--- Start MATERIAL FOR THIS TASK ---

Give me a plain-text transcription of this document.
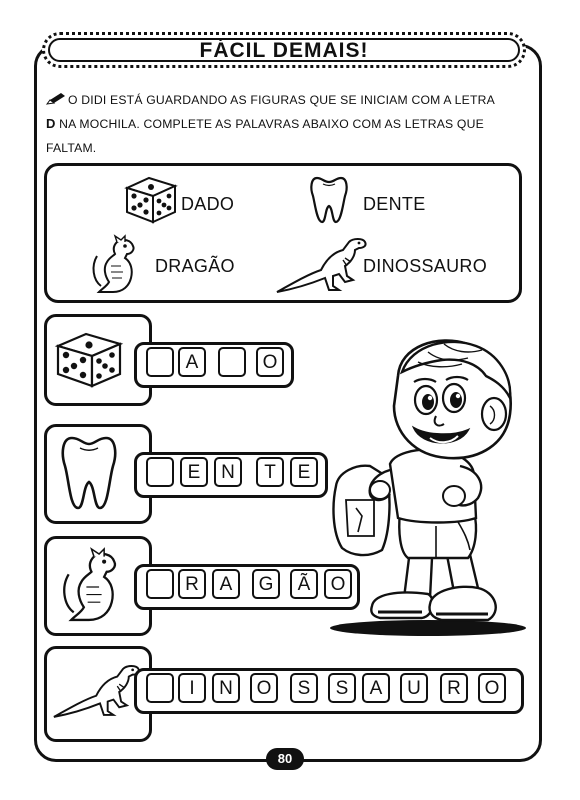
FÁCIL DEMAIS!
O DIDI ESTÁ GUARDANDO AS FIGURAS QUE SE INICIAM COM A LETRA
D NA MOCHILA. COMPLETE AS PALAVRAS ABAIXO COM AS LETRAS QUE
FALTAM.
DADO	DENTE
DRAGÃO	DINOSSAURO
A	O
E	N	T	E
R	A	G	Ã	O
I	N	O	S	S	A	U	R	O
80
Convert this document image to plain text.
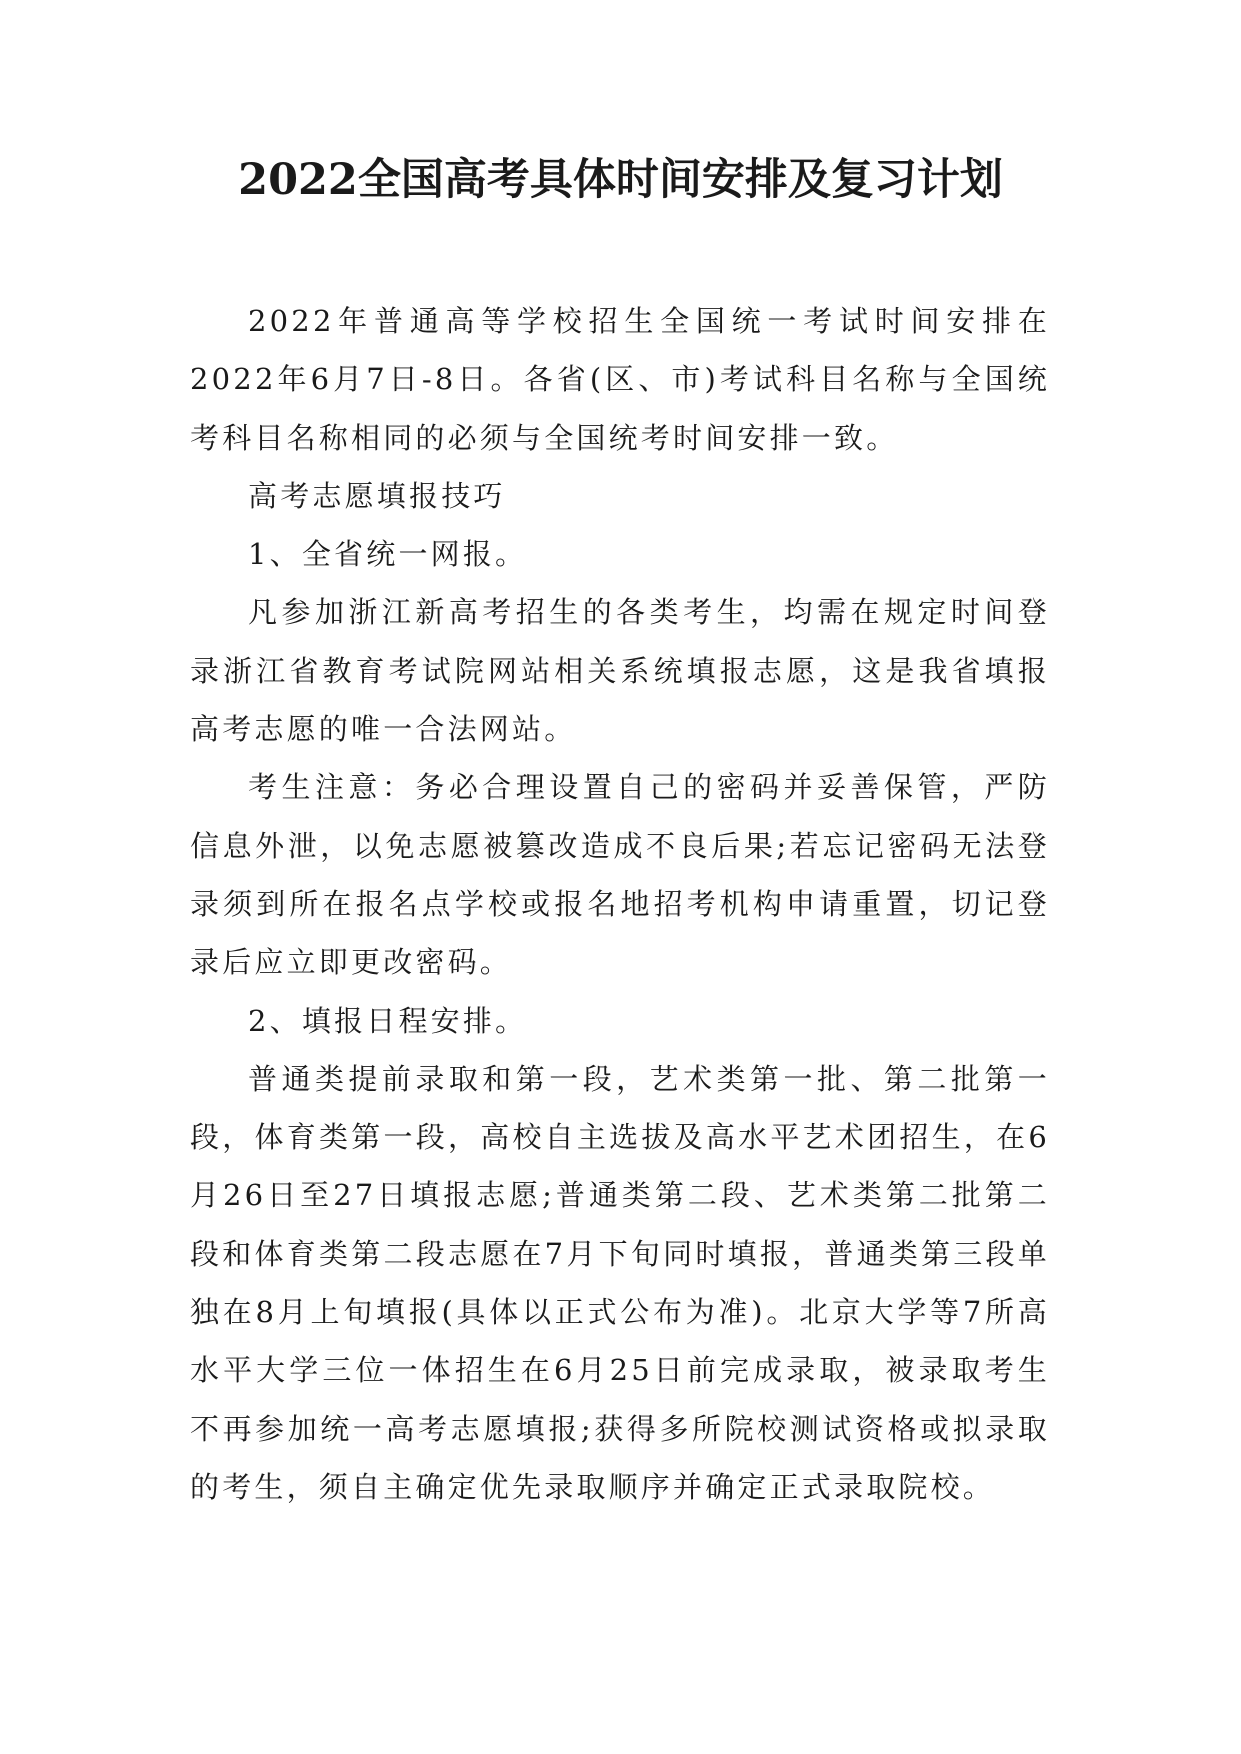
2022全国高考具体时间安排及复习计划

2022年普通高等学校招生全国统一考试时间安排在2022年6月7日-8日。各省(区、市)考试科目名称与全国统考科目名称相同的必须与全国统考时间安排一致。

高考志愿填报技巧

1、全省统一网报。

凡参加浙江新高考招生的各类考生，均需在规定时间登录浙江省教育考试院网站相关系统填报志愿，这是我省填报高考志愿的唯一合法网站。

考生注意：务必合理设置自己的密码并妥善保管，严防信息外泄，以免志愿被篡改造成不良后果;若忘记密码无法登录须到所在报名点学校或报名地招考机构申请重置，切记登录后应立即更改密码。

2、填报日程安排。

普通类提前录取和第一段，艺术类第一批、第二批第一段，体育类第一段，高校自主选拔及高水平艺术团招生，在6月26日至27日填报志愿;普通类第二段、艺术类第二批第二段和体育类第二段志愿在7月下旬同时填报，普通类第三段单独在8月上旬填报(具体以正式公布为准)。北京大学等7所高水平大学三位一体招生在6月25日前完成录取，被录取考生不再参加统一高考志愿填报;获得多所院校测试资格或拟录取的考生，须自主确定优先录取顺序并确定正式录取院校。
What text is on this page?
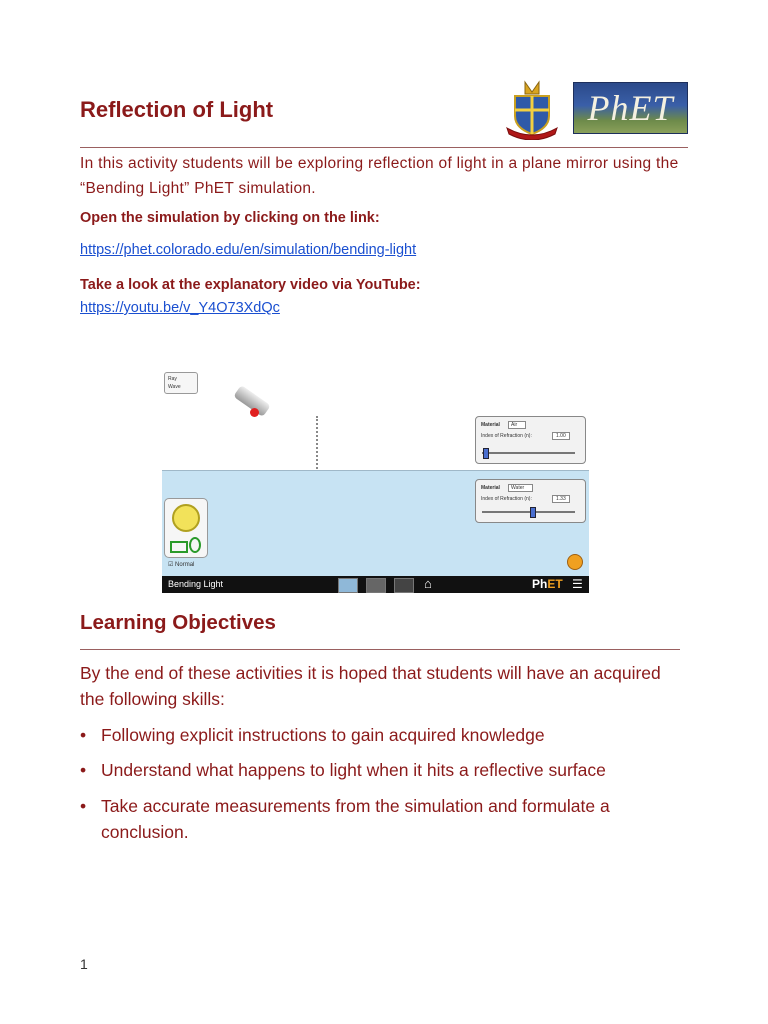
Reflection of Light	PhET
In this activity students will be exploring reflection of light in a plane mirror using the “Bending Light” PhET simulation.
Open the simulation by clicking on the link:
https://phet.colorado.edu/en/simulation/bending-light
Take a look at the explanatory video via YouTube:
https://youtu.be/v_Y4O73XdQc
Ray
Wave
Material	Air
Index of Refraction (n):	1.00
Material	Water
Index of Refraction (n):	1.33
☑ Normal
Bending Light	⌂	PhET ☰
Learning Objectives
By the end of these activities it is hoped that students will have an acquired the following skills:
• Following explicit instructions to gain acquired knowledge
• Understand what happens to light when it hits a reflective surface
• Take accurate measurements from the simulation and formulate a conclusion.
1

--- End MATERIAL FOR THIS TASK ---

### [REQUIREMENTS]
All of the records above must be copied exactly, except for the pictures.

### [ANSWER TO THE PROBLEM]
Give me a plain-text transcription of this document.
FÁCIL DEMAIS!
O DIDI ESTÁ GUARDANDO AS FIGURAS QUE SE INICIAM COM A LETRA
D NA MOCHILA. COMPLETE AS PALAVRAS ABAIXO COM AS LETRAS QUE
FALTAM.
DADO	DENTE
DRAGÃO	DINOSSAURO
A	O
E	N	T	E
R	A	G	Ã	O
I	N	O	S	S	A	U	R	O
80
Convert this document image to plain text.
2022全国高考具体时间安排及复习计划

2022年普通高等学校招生全国统一考试时间安排在2022年6月7日-8日。各省(区、市)考试科目名称与全国统考科目名称相同的必须与全国统考时间安排一致。

高考志愿填报技巧

1、全省统一网报。

凡参加浙江新高考招生的各类考生，均需在规定时间登录浙江省教育考试院网站相关系统填报志愿，这是我省填报高考志愿的唯一合法网站。

考生注意：务必合理设置自己的密码并妥善保管，严防信息外泄，以免志愿被篡改造成不良后果;若忘记密码无法登录须到所在报名点学校或报名地招考机构申请重置，切记登录后应立即更改密码。

2、填报日程安排。

普通类提前录取和第一段，艺术类第一批、第二批第一段，体育类第一段，高校自主选拔及高水平艺术团招生，在6月26日至27日填报志愿;普通类第二段、艺术类第二批第二段和体育类第二段志愿在7月下旬同时填报，普通类第三段单独在8月上旬填报(具体以正式公布为准)。北京大学等7所高水平大学三位一体招生在6月25日前完成录取，被录取考生不再参加统一高考志愿填报;获得多所院校测试资格或拟录取的考生，须自主确定优先录取顺序并确定正式录取院校。
What text is on this page?
Reflection of Light	PhET
In this activity students will be exploring reflection of light in a plane mirror using the “Bending Light” PhET simulation.
Open the simulation by clicking on the link:
https://phet.colorado.edu/en/simulation/bending-light
Take a look at the explanatory video via YouTube:
https://youtu.be/v_Y4O73XdQc
Ray
Wave
Material	Air
Index of Refraction (n):	1.00
Material	Water
Index of Refraction (n):	1.33
☑ Normal
Bending Light	⌂	PhET ☰
Learning Objectives
By the end of these activities it is hoped that students will have an acquired the following skills:
• Following explicit instructions to gain acquired knowledge
• Understand what happens to light when it hits a reflective surface
• Take accurate measurements from the simulation and formulate a conclusion.
1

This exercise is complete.